→ **Work to be completed**
Below are records. Copy every line with "data" in it.

→ **Entries provided**
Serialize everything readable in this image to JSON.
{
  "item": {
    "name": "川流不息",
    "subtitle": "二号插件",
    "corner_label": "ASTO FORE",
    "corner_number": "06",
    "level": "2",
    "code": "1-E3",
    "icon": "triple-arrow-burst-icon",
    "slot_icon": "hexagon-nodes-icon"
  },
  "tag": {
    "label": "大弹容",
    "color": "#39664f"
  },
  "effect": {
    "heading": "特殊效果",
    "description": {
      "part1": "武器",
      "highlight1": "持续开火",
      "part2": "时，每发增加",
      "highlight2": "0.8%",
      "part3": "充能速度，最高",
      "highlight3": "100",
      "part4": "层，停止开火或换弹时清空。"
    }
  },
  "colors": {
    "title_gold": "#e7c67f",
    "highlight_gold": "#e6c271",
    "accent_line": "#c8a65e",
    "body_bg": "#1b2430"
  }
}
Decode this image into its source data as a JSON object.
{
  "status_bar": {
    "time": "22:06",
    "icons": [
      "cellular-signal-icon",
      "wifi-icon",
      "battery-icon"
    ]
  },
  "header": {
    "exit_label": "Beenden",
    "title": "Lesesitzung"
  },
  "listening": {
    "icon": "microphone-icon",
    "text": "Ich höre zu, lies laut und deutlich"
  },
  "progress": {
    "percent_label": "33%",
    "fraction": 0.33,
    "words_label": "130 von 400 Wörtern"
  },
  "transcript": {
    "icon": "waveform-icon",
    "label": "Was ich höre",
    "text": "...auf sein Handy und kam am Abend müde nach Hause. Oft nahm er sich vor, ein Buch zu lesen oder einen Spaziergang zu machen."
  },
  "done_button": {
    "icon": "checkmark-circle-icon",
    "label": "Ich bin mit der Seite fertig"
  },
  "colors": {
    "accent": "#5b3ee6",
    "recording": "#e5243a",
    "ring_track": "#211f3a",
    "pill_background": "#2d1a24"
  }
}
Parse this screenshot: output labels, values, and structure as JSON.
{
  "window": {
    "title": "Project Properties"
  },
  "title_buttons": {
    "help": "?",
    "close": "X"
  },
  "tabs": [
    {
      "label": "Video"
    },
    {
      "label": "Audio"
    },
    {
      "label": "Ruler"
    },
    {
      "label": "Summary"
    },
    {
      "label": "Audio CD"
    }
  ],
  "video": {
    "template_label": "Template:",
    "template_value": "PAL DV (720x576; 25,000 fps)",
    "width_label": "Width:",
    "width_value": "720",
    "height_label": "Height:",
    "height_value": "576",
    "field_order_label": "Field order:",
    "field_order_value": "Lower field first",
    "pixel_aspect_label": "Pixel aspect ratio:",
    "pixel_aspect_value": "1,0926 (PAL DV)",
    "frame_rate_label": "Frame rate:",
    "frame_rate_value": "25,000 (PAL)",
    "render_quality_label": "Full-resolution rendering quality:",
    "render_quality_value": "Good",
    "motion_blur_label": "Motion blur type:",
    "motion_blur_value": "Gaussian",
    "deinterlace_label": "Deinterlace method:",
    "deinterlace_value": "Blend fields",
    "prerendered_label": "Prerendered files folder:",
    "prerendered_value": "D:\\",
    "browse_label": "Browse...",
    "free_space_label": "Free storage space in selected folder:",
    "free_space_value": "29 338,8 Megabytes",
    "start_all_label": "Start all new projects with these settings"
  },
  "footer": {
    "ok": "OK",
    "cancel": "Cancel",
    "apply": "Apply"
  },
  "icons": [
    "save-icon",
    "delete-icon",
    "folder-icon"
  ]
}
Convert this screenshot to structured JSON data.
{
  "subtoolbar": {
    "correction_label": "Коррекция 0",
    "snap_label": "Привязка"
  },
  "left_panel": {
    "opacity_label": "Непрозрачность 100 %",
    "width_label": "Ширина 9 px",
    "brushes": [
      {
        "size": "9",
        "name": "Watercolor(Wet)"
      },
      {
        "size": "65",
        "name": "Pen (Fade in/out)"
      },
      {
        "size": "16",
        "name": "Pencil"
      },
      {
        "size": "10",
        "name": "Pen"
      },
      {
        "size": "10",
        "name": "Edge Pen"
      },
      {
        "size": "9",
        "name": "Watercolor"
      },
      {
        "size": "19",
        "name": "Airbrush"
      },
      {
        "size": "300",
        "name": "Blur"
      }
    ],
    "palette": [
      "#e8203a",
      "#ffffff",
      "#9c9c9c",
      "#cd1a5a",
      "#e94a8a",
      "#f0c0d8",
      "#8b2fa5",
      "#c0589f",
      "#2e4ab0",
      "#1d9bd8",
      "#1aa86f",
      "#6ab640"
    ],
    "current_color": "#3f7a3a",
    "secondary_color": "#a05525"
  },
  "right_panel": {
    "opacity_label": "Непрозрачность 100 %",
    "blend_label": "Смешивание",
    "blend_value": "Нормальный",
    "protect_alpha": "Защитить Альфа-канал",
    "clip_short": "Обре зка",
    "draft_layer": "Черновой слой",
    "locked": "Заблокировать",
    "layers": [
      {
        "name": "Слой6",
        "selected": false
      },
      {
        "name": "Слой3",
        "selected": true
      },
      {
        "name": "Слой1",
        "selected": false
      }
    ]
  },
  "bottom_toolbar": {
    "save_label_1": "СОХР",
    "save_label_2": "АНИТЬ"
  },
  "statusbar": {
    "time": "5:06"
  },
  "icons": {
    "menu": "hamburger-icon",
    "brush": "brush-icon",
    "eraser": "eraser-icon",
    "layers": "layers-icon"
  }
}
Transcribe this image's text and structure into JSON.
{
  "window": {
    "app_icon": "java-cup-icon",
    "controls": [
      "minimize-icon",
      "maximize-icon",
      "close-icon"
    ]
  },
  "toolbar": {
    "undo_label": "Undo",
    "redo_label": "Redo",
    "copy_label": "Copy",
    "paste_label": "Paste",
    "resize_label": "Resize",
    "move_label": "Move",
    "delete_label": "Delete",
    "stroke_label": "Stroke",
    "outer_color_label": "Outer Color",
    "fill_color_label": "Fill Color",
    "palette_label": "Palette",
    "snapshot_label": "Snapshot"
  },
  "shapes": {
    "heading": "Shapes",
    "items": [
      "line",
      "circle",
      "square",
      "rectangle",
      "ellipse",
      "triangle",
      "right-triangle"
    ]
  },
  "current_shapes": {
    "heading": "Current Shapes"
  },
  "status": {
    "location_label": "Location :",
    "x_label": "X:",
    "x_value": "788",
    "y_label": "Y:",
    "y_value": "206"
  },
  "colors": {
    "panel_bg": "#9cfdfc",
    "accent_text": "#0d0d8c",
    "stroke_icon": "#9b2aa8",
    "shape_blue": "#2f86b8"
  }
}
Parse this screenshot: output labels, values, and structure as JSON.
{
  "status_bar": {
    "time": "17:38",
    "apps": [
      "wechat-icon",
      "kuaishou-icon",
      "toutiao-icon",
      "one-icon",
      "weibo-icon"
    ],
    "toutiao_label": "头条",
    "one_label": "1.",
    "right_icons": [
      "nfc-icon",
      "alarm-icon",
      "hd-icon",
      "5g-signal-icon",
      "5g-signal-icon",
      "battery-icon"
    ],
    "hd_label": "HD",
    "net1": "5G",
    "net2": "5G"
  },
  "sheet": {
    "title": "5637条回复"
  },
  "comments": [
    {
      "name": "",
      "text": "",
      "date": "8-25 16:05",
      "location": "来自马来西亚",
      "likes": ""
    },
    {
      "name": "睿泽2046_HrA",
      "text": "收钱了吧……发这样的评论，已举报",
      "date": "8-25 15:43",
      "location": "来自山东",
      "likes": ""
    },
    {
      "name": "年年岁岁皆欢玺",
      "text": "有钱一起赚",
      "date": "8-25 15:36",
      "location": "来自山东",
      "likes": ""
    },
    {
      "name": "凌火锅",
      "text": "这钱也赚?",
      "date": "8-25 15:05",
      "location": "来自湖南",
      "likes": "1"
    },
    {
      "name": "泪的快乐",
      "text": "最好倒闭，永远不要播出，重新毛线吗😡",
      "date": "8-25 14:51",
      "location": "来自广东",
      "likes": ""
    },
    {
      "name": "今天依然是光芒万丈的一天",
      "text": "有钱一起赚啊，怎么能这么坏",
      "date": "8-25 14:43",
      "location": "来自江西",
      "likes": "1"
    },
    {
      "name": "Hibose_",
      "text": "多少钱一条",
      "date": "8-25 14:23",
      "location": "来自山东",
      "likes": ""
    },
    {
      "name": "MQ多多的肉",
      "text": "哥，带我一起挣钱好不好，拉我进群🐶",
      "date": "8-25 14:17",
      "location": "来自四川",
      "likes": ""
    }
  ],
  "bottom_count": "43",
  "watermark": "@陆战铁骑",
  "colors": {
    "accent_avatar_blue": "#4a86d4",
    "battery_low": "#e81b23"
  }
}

→ **Exercise output**
Decode this image into its source data as a JSON object.
Convert this screenshot to structured JSON data.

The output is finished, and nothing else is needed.